> **Exercise aim**
Copy all lines below containing "Intervention".

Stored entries
....

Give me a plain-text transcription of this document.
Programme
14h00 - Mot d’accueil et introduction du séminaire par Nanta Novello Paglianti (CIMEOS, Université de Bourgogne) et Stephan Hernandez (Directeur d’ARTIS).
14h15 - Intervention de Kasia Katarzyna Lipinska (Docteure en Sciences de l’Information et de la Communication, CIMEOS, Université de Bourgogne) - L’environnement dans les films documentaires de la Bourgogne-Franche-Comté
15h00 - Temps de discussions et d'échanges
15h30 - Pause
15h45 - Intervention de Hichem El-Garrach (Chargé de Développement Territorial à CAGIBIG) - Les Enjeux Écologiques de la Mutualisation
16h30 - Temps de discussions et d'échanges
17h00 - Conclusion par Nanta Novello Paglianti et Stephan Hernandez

....

> **Exercise answer**
14h15 - Intervention de Kasia Katarzyna Lipinska (Docteure en Sciences de l’Information et de la Communication, CIMEOS, Université de Bourgogne) - L’environnement dans les films documentaires de la Bourgogne-Franche-Comté
15h45 - Intervention de Hichem El-Garrach (Chargé de Développement Territorial à CAGIBIG) - Les Enjeux Écologiques de la Mutualisation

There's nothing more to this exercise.